# Material provided

++++++++

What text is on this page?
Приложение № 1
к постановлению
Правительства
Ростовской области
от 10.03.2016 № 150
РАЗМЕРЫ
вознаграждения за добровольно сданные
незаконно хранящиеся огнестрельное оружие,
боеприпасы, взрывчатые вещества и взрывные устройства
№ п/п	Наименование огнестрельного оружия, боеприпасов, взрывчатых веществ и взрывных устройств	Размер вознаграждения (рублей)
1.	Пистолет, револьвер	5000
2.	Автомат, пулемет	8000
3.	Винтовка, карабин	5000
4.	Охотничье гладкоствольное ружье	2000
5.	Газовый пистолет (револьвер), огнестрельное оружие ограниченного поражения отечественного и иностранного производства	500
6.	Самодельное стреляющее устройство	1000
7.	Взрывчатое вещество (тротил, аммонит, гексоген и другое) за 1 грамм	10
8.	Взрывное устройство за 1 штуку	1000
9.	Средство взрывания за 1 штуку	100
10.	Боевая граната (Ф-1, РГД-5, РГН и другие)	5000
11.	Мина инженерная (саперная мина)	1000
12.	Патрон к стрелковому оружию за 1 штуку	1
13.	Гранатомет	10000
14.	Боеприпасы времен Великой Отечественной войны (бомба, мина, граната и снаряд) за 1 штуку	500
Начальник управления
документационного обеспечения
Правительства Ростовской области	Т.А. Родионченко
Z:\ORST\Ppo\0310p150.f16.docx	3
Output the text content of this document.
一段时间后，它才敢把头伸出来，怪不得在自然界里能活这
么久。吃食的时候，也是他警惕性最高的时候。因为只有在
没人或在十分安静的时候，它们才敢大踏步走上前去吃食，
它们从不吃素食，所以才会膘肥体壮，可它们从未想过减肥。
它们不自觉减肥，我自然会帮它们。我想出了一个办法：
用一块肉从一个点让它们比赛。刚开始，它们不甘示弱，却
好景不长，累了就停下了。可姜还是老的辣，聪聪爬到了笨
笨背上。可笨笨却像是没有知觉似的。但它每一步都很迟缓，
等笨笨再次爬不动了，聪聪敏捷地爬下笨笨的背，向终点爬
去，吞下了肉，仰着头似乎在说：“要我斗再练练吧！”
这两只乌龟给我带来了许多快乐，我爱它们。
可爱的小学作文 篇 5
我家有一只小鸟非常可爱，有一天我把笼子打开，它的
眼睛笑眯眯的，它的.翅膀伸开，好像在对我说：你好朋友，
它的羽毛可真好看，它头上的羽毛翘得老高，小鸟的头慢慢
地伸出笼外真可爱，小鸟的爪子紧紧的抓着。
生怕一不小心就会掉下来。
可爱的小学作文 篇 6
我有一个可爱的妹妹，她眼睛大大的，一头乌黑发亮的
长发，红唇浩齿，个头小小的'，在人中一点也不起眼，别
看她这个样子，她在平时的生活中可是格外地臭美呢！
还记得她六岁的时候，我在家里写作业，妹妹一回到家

++++++++

# Problem
Quote every record above exactly.

# Worked answer
What text is on this page?
Приложение № 1
к постановлению
Правительства
Ростовской области
от 10.03.2016 № 150
РАЗМЕРЫ
вознаграждения за добровольно сданные
незаконно хранящиеся огнестрельное оружие,
боеприпасы, взрывчатые вещества и взрывные устройства
№ п/п	Наименование огнестрельного оружия, боеприпасов, взрывчатых веществ и взрывных устройств	Размер вознаграждения (рублей)
1.	Пистолет, револьвер	5000
2.	Автомат, пулемет	8000
3.	Винтовка, карабин	5000
4.	Охотничье гладкоствольное ружье	2000
5.	Газовый пистолет (револьвер), огнестрельное оружие ограниченного поражения отечественного и иностранного производства	500
6.	Самодельное стреляющее устройство	1000
7.	Взрывчатое вещество (тротил, аммонит, гексоген и другое) за 1 грамм	10
8.	Взрывное устройство за 1 штуку	1000
9.	Средство взрывания за 1 штуку	100
10.	Боевая граната (Ф-1, РГД-5, РГН и другие)	5000
11.	Мина инженерная (саперная мина)	1000
12.	Патрон к стрелковому оружию за 1 штуку	1
13.	Гранатомет	10000
14.	Боеприпасы времен Великой Отечественной войны (бомба, мина, граната и снаряд) за 1 штуку	500
Начальник управления
документационного обеспечения
Правительства Ростовской области	Т.А. Родионченко
Z:\ORST\Ppo\0310p150.f16.docx	3
Output the text content of this document.
一段时间后，它才敢把头伸出来，怪不得在自然界里能活这
么久。吃食的时候，也是他警惕性最高的时候。因为只有在
没人或在十分安静的时候，它们才敢大踏步走上前去吃食，
它们从不吃素食，所以才会膘肥体壮，可它们从未想过减肥。
它们不自觉减肥，我自然会帮它们。我想出了一个办法：
用一块肉从一个点让它们比赛。刚开始，它们不甘示弱，却
好景不长，累了就停下了。可姜还是老的辣，聪聪爬到了笨
笨背上。可笨笨却像是没有知觉似的。但它每一步都很迟缓，
等笨笨再次爬不动了，聪聪敏捷地爬下笨笨的背，向终点爬
去，吞下了肉，仰着头似乎在说：“要我斗再练练吧！”
这两只乌龟给我带来了许多快乐，我爱它们。
可爱的小学作文 篇 5
我家有一只小鸟非常可爱，有一天我把笼子打开，它的
眼睛笑眯眯的，它的.翅膀伸开，好像在对我说：你好朋友，
它的羽毛可真好看，它头上的羽毛翘得老高，小鸟的头慢慢
地伸出笼外真可爱，小鸟的爪子紧紧的抓着。
生怕一不小心就会掉下来。
可爱的小学作文 篇 6
我有一个可爱的妹妹，她眼睛大大的，一头乌黑发亮的
长发，红唇浩齿，个头小小的'，在人中一点也不起眼，别
看她这个样子，她在平时的生活中可是格外地臭美呢！
还记得她六岁的时候，我在家里写作业，妹妹一回到家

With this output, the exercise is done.